» **Task to complete**: Collect all the lines that mention the word "BATTLEFIELD".
**** Supplied data ****
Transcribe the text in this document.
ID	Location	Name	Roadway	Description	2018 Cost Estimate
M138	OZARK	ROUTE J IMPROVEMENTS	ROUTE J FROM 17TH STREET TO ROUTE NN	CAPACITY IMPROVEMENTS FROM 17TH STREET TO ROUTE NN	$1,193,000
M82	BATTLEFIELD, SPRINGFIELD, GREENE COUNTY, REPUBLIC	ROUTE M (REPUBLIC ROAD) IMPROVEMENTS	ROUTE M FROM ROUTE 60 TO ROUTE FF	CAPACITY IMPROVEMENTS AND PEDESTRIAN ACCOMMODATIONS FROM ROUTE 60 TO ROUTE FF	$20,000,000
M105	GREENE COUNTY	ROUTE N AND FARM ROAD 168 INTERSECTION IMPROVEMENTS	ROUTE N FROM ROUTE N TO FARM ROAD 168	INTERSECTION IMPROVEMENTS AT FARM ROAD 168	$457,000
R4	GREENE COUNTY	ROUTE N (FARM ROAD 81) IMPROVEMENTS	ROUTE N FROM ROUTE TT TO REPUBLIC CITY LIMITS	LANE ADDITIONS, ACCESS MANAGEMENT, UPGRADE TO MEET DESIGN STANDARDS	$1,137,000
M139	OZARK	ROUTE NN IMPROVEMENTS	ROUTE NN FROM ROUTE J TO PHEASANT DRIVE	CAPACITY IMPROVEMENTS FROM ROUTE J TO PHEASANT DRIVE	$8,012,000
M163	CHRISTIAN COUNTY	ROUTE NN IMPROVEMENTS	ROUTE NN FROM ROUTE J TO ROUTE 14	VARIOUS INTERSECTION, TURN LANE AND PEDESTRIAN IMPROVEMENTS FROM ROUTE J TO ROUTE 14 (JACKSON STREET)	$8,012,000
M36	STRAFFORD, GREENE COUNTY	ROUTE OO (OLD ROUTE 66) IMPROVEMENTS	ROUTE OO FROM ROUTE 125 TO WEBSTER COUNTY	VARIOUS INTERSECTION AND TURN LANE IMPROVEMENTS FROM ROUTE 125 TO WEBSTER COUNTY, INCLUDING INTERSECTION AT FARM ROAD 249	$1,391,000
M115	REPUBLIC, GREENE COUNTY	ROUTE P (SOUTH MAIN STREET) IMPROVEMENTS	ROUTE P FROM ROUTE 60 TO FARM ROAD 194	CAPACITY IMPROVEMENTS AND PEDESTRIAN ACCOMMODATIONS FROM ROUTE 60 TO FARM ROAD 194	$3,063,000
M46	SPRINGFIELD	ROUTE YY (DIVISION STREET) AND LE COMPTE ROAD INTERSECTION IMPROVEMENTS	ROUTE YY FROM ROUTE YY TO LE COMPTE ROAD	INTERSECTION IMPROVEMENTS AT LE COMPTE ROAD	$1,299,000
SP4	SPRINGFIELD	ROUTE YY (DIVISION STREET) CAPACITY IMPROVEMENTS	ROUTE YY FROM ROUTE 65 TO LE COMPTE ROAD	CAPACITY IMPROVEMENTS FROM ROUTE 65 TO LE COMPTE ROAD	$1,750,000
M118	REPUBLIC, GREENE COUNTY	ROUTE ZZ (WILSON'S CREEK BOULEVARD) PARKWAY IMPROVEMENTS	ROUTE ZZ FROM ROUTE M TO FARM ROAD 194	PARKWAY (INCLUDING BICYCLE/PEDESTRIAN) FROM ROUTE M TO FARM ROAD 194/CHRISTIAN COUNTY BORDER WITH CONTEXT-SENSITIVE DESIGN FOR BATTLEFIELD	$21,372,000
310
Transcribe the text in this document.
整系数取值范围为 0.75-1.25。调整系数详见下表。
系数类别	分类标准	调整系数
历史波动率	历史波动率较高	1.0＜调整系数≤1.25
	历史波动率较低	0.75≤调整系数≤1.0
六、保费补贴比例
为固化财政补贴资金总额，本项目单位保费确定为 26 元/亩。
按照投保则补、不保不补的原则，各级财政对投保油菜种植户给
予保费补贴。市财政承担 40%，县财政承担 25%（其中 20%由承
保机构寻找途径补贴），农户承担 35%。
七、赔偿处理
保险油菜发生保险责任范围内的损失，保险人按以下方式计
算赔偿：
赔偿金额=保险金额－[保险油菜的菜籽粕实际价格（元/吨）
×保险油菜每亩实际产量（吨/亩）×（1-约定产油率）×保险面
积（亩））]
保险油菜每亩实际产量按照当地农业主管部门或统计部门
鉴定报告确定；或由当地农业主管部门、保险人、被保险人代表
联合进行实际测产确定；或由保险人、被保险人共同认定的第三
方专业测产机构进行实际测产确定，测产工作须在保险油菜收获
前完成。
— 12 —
****
» **Correct answer**:
M82	BATTLEFIELD, SPRINGFIELD, GREENE COUNTY, REPUBLIC	ROUTE M (REPUBLIC ROAD) IMPROVEMENTS	ROUTE M FROM ROUTE 60 TO ROUTE FF	CAPACITY IMPROVEMENTS AND PEDESTRIAN ACCOMMODATIONS FROM ROUTE 60 TO ROUTE FF	$20,000,000
M118	REPUBLIC, GREENE COUNTY	ROUTE ZZ (WILSON'S CREEK BOULEVARD) PARKWAY IMPROVEMENTS	ROUTE ZZ FROM ROUTE M TO FARM ROAD 194	PARKWAY (INCLUDING BICYCLE/PEDESTRIAN) FROM ROUTE M TO FARM ROAD 194/CHRISTIAN COUNTY BORDER WITH CONTEXT-SENSITIVE DESIGN FOR BATTLEFIELD	$21,372,000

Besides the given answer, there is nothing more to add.